**What you have to do**
Copy all lines in which the word "display" can be found.

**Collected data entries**
========

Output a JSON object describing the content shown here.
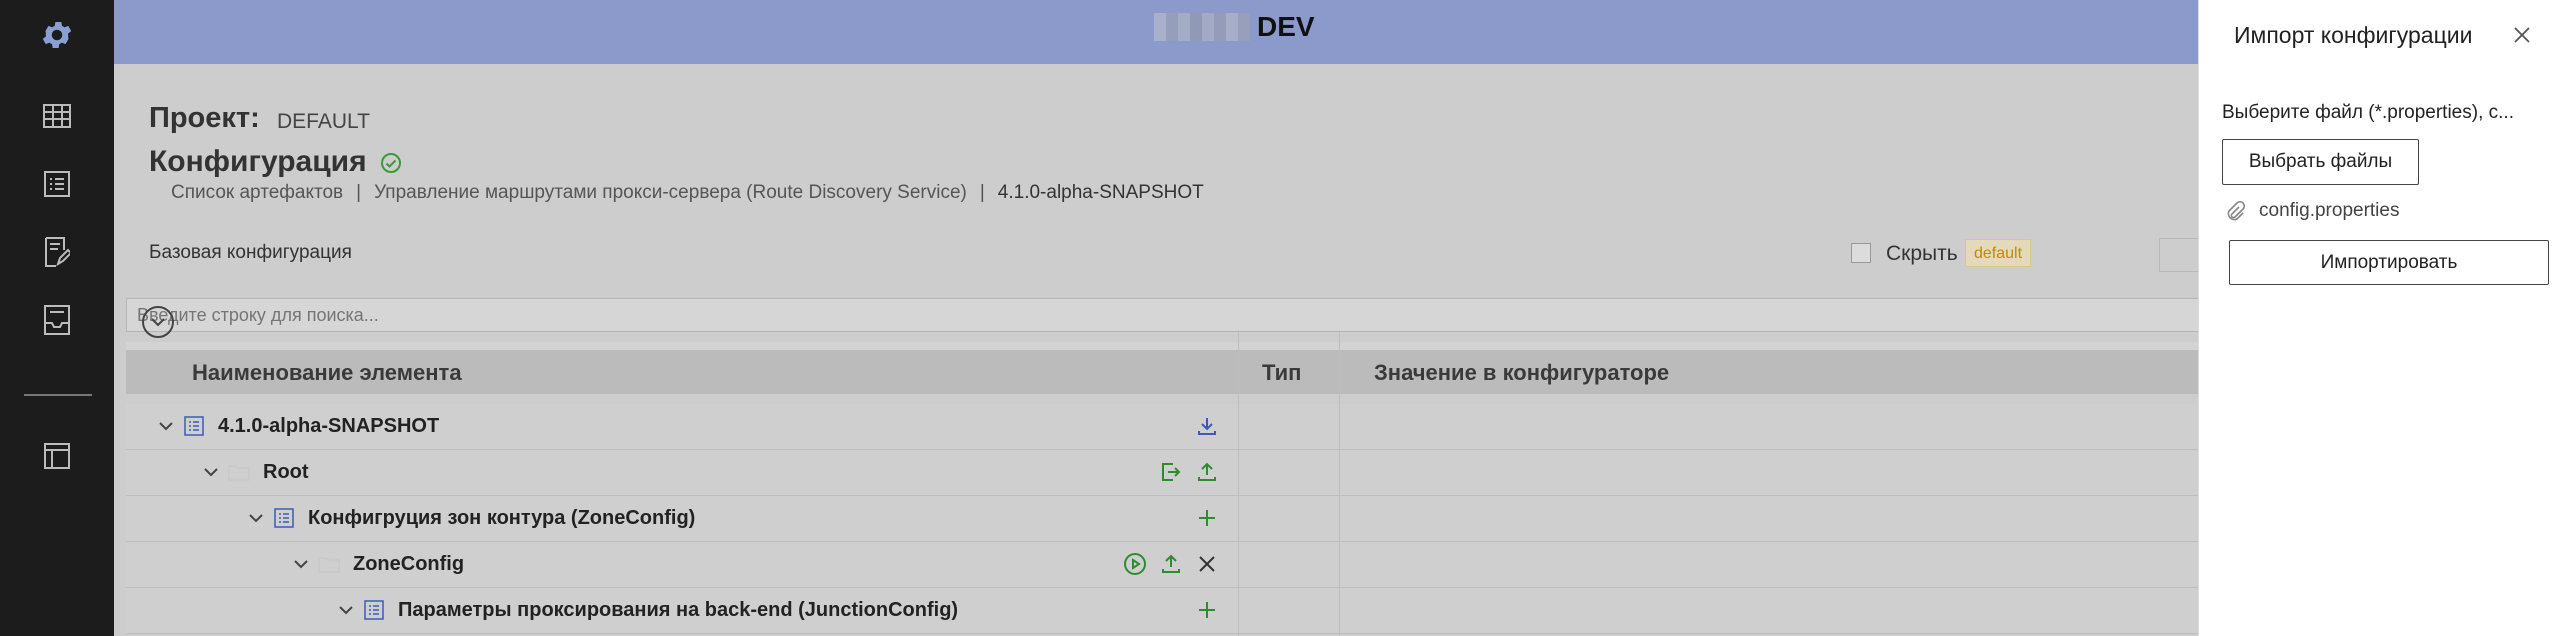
{
  "header": {
    "env_label": "DEV"
  },
  "sidebar": {
    "items": [
      {
        "icon": "gear-icon"
      },
      {
        "icon": "table-icon"
      },
      {
        "icon": "list-icon"
      },
      {
        "icon": "document-edit-icon"
      },
      {
        "icon": "inbox-icon"
      },
      {
        "icon": "layout-icon"
      }
    ]
  },
  "page": {
    "project_label": "Проект:",
    "project_value": "DEFAULT",
    "title": "Конфигурация",
    "breadcrumbs": [
      "Список артефактов",
      "Управление маршрутами прокси-сервера (Route Discovery Service)",
      "4.1.0-alpha-SNAPSHOT"
    ],
    "breadcrumb_sep": "|",
    "base_config": "Базовая конфигурация",
    "hide_label": "Скрыть",
    "hide_badge": "default",
    "search_placeholder": "Введите строку для поиска..."
  },
  "table": {
    "columns": [
      "Наименование элемента",
      "Тип",
      "Значение в конфигураторе"
    ],
    "rows": [
      {
        "label": "4.1.0-alpha-SNAPSHOT",
        "level": 0,
        "icon": "list-icon",
        "actions": [
          "download-icon"
        ]
      },
      {
        "label": "Root",
        "level": 1,
        "icon": "folder-icon",
        "actions": [
          "export-icon",
          "upload-icon"
        ]
      },
      {
        "label": "Конфигруция зон контура (ZoneConfig)",
        "level": 2,
        "icon": "list-icon",
        "actions": [
          "plus-icon"
        ]
      },
      {
        "label": "ZoneConfig",
        "level": 3,
        "icon": "folder-icon",
        "actions": [
          "play-icon",
          "upload-icon",
          "close-icon"
        ]
      },
      {
        "label": "Параметры проксирования на back-end (JunctionConfig)",
        "level": 4,
        "icon": "list-icon",
        "actions": [
          "plus-icon"
        ]
      }
    ]
  },
  "panel": {
    "title": "Импорт конфигурации",
    "description": "Выберите файл (*.properties), с...",
    "choose_button": "Выбрать файлы",
    "file_name": "config.properties",
    "import_button": "Импортировать"
  },
  "colors": {
    "sidebar": "#1c1c1c",
    "topbar": "#8c9acb",
    "action_green": "#2e8b2e",
    "action_blue": "#3b5bb5",
    "badge_text": "#c48a00"
  }
}
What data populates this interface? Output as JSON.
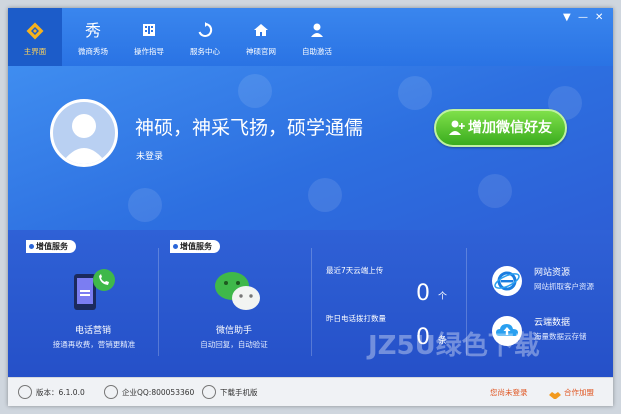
{
  "nav": [
    {
      "label": "主界面",
      "icon": "home-logo-icon",
      "active": true
    },
    {
      "label": "微商秀场",
      "icon": "show-text-icon",
      "glyph": "秀"
    },
    {
      "label": "操作指导",
      "icon": "film-icon"
    },
    {
      "label": "服务中心",
      "icon": "refresh-icon"
    },
    {
      "label": "神硕官网",
      "icon": "house-icon"
    },
    {
      "label": "自助激活",
      "icon": "user-icon"
    }
  ],
  "window_controls": {
    "menu": "▼",
    "minimize": "—",
    "close": "✕"
  },
  "hero": {
    "slogan": "神硕，神采飞扬，硕学通儒",
    "login_status": "未登录",
    "add_button": "增加微信好友"
  },
  "services": [
    {
      "badge": "增值服务",
      "title": "电话营销",
      "subtitle": "接通再收费，营销更精准"
    },
    {
      "badge": "增值服务",
      "title": "微信助手",
      "subtitle": "自动回复，自动验证"
    }
  ],
  "stats": [
    {
      "label": "最近7天云端上传",
      "value": "0",
      "unit": "个"
    },
    {
      "label": "昨日电话拨打数量",
      "value": "0",
      "unit": "条"
    }
  ],
  "resources": [
    {
      "title": "网站资源",
      "subtitle": "网站抓取客户资源",
      "icon": "ie-browser-icon"
    },
    {
      "title": "云端数据",
      "subtitle": "海量数据云存储",
      "icon": "cloud-upload-icon"
    }
  ],
  "statusbar": {
    "version": "版本：6.1.0.0",
    "qq": "企业QQ:800053360",
    "download": "下载手机版",
    "login_warning": "您尚未登录",
    "partner": "合作加盟"
  },
  "watermark": "JZ5U绿色下载",
  "colors": {
    "primary": "#2f6fe0",
    "accent_green": "#4cbe2a",
    "warning": "#e0541f",
    "active_label": "#ffd35a"
  }
}
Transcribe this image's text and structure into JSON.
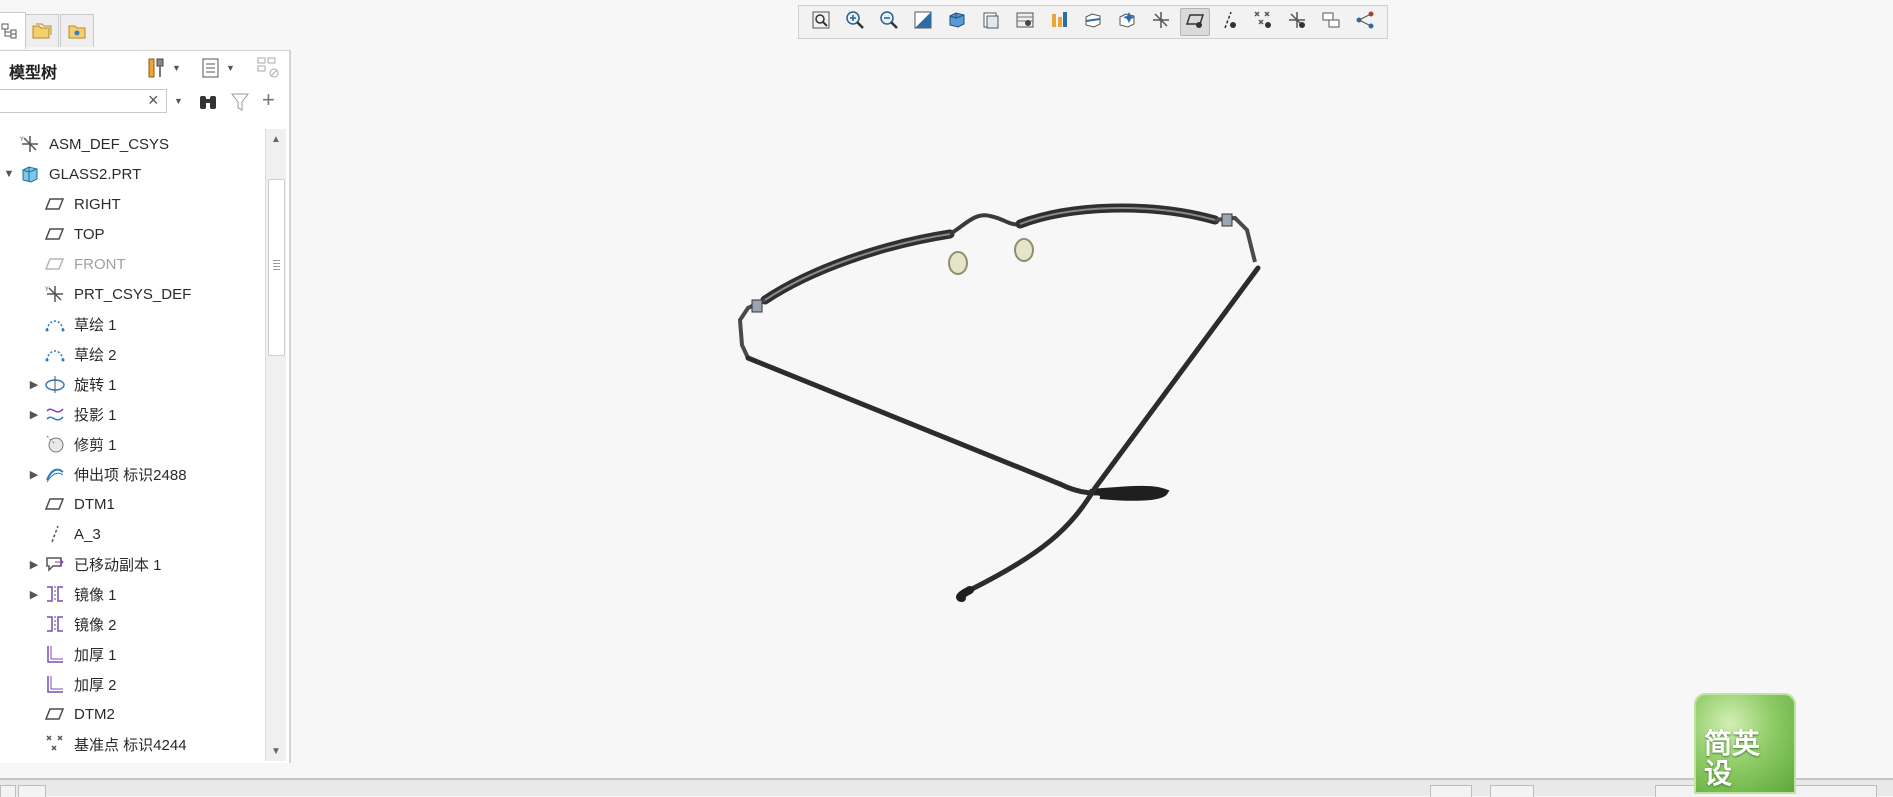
{
  "navigator": {
    "panel_title": "模型树",
    "search": {
      "value": "",
      "placeholder": ""
    },
    "tree_items": [
      {
        "label": "ASM_DEF_CSYS",
        "icon": "csys-icon",
        "level": 0,
        "expandable": false,
        "suppressed": false
      },
      {
        "label": "GLASS2.PRT",
        "icon": "part-icon",
        "level": 0,
        "expandable": true,
        "expanded": true,
        "suppressed": false
      },
      {
        "label": "RIGHT",
        "icon": "datum-plane-icon",
        "level": 1,
        "expandable": false,
        "suppressed": false
      },
      {
        "label": "TOP",
        "icon": "datum-plane-icon",
        "level": 1,
        "expandable": false,
        "suppressed": false
      },
      {
        "label": "FRONT",
        "icon": "datum-plane-icon",
        "level": 1,
        "expandable": false,
        "suppressed": true
      },
      {
        "label": "PRT_CSYS_DEF",
        "icon": "csys-icon",
        "level": 1,
        "expandable": false,
        "suppressed": false
      },
      {
        "label": "草绘 1",
        "icon": "sketch-icon",
        "level": 1,
        "expandable": false,
        "suppressed": false
      },
      {
        "label": "草绘 2",
        "icon": "sketch-icon",
        "level": 1,
        "expandable": false,
        "suppressed": false
      },
      {
        "label": "旋转 1",
        "icon": "revolve-icon",
        "level": 1,
        "expandable": true,
        "suppressed": false
      },
      {
        "label": "投影 1",
        "icon": "projection-icon",
        "level": 1,
        "expandable": true,
        "suppressed": false
      },
      {
        "label": "修剪 1",
        "icon": "trim-icon",
        "level": 1,
        "expandable": false,
        "suppressed": false
      },
      {
        "label": "伸出项 标识2488",
        "icon": "protrusion-icon",
        "level": 1,
        "expandable": true,
        "suppressed": false
      },
      {
        "label": "DTM1",
        "icon": "datum-plane-icon",
        "level": 1,
        "expandable": false,
        "suppressed": false
      },
      {
        "label": "A_3",
        "icon": "datum-axis-icon",
        "level": 1,
        "expandable": false,
        "suppressed": false
      },
      {
        "label": "已移动副本 1",
        "icon": "moved-copy-icon",
        "level": 1,
        "expandable": true,
        "suppressed": false
      },
      {
        "label": "镜像 1",
        "icon": "mirror-icon",
        "level": 1,
        "expandable": true,
        "suppressed": false
      },
      {
        "label": "镜像 2",
        "icon": "mirror-icon",
        "level": 1,
        "expandable": false,
        "suppressed": false
      },
      {
        "label": "加厚 1",
        "icon": "thicken-icon",
        "level": 1,
        "expandable": false,
        "suppressed": false
      },
      {
        "label": "加厚 2",
        "icon": "thicken-icon",
        "level": 1,
        "expandable": false,
        "suppressed": false
      },
      {
        "label": "DTM2",
        "icon": "datum-plane-icon",
        "level": 1,
        "expandable": false,
        "suppressed": false
      },
      {
        "label": "基准点 标识4244",
        "icon": "datum-point-icon",
        "level": 1,
        "expandable": false,
        "suppressed": false
      }
    ]
  },
  "graphics_toolbar": {
    "buttons": [
      {
        "name": "refit-icon",
        "pressed": false
      },
      {
        "name": "zoom-in-icon",
        "pressed": false
      },
      {
        "name": "zoom-out-icon",
        "pressed": false
      },
      {
        "name": "repaint-icon",
        "pressed": false
      },
      {
        "name": "display-style-icon",
        "pressed": false
      },
      {
        "name": "saved-orientations-icon",
        "pressed": false
      },
      {
        "name": "view-manager-icon",
        "pressed": false
      },
      {
        "name": "perspective-view-icon",
        "pressed": false
      },
      {
        "name": "section-icon",
        "pressed": false
      },
      {
        "name": "spin-center-icon",
        "pressed": false
      },
      {
        "name": "csys-display-icon",
        "pressed": false
      },
      {
        "name": "plane-display-icon",
        "pressed": true
      },
      {
        "name": "axis-display-icon",
        "pressed": false
      },
      {
        "name": "point-display-icon",
        "pressed": false
      },
      {
        "name": "csys-tag-display-icon",
        "pressed": false
      },
      {
        "name": "annotation-display-icon",
        "pressed": false
      },
      {
        "name": "network-icon",
        "pressed": false
      }
    ]
  },
  "ime_badge": {
    "text": "简英设"
  },
  "colors": {
    "accent": "#3a7fc4",
    "model": "#3b3b3b",
    "lens": "#d8d8b8"
  }
}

========

**Result of the exercise**
        "name": "display-style-icon",
        "name": "csys-display-icon",
        "name": "plane-display-icon",
        "name": "axis-display-icon",
        "name": "point-display-icon",
        "name": "csys-tag-display-icon",
        "name": "annotation-display-icon",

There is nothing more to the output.